*Task directions:*
Transcribe the records below exactly as they appear, omitting any pictures.
──────── Input rows
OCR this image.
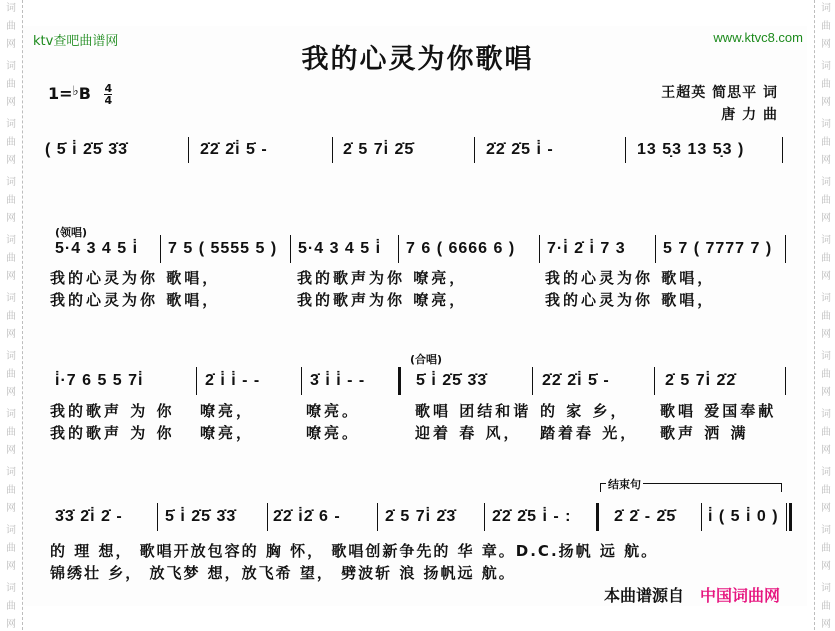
词
曲
网
词
曲
网
词
曲
网
词
曲
网
词
曲
网
词
曲
网
词
曲
网
词
曲
网
词
曲
网
词
曲
网
词
曲
网
词
曲
网
词
曲
网
词
曲
网
词
曲
网
词
曲
网
词
曲
网
词
曲
网
词
曲
网
词
曲
网
词
曲
网
词
曲
网
ktv查吧曲谱网	www.ktvc8.com
我的心灵为你歌唱
$1=^♭B \frac{4}{4}$	王超英 简思平 词
唐 力 曲
( 5̇ i̇ 2̇5̇ 3̇3̇	2̇2̇ 2̇i̇ 5̇ -	2̇ 5 7i̇ 2̇5̇	2̇2̇ 2̇5 i̇ -	13 5̣3 13 5̣3 )
(领唱)
5·4 3 4 5 i̇ 7 5 ( 5555 5 ) 5·4 3 4 5 i̇ 7 6 ( 6666 6 ) 7·i̇ 2̇ i̇ 7 3 5 7 ( 7777 7 )
我的心灵为你 歌唱，	我的歌声为你 嘹亮，	我的心灵为你 歌唱，
我的心灵为你 歌唱，	我的歌声为你 嘹亮，	我的心灵为你 歌唱，
(合唱)
i̇·7 6 5 5 7i̇	2̇ i̇ i̇ - -	3̇ i̇ i̇ - -	5̇ i̇ 2̇5̇ 3̇3̇	2̇2̇ 2̇i̇ 5̇ -	2̇ 5 7i̇ 2̇2̇
我的歌声 为 你 嘹亮，	嘹亮。	歌唱 团结和谐 的 家 乡， 歌唱 爱国奉献
我的歌声 为 你 嘹亮，	嘹亮。	迎着 春 风， 踏着春 光， 歌声 洒 满
结束句
3̇3̇ 2̇i̇ 2̇ -	5̇ i̇ 2̇5̇ 3̇3̇ 2̇2̇ i̇2̇ 6 -	2̇ 5 7i̇ 2̇3̇ 2̇2̇ 2̇5 i̇ - :	2̇ 2̇ - 2̇5̇ i̇ ( 5 i̇ 0 )
的 理 想， 歌唱开放包容的 胸 怀， 歌唱创新争先的 华 章。D.C.扬帆 远 航。
锦绣壮 乡， 放飞梦 想，放飞希 望， 劈波斩 浪 扬帆远 航。
本曲谱源自 中国词曲网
────────────────
*Exercise response:*
OCR this image.
词
曲
网
词
曲
网
词
曲
网
词
曲
网
词
曲
网
词
曲
网
词
曲
网
词
曲
网
词
曲
网
词
曲
网
词
曲
网
词
曲
网
词
曲
网
词
曲
网
词
曲
网
词
曲
网
词
曲
网
词
曲
网
词
曲
网
词
曲
网
词
曲
网
词
曲
网
ktv查吧曲谱网	www.ktvc8.com
我的心灵为你歌唱
$1=^♭B \frac{4}{4}$	王超英 简思平 词
唐 力 曲
( 5̇ i̇ 2̇5̇ 3̇3̇	2̇2̇ 2̇i̇ 5̇ -	2̇ 5 7i̇ 2̇5̇	2̇2̇ 2̇5 i̇ -	13 5̣3 13 5̣3 )
(领唱)
5·4 3 4 5 i̇ 7 5 ( 5555 5 ) 5·4 3 4 5 i̇ 7 6 ( 6666 6 ) 7·i̇ 2̇ i̇ 7 3 5 7 ( 7777 7 )
我的心灵为你 歌唱，	我的歌声为你 嘹亮，	我的心灵为你 歌唱，
我的心灵为你 歌唱，	我的歌声为你 嘹亮，	我的心灵为你 歌唱，
(合唱)
i̇·7 6 5 5 7i̇	2̇ i̇ i̇ - -	3̇ i̇ i̇ - -	5̇ i̇ 2̇5̇ 3̇3̇	2̇2̇ 2̇i̇ 5̇ -	2̇ 5 7i̇ 2̇2̇
我的歌声 为 你 嘹亮，	嘹亮。	歌唱 团结和谐 的 家 乡， 歌唱 爱国奉献
我的歌声 为 你 嘹亮，	嘹亮。	迎着 春 风， 踏着春 光， 歌声 洒 满
结束句
3̇3̇ 2̇i̇ 2̇ -	5̇ i̇ 2̇5̇ 3̇3̇ 2̇2̇ i̇2̇ 6 -	2̇ 5 7i̇ 2̇3̇ 2̇2̇ 2̇5 i̇ - :	2̇ 2̇ - 2̇5̇ i̇ ( 5 i̇ 0 )
的 理 想， 歌唱开放包容的 胸 怀， 歌唱创新争先的 华 章。D.C.扬帆 远 航。
锦绣壮 乡， 放飞梦 想，放飞希 望， 劈波斩 浪 扬帆远 航。
本曲谱源自 中国词曲网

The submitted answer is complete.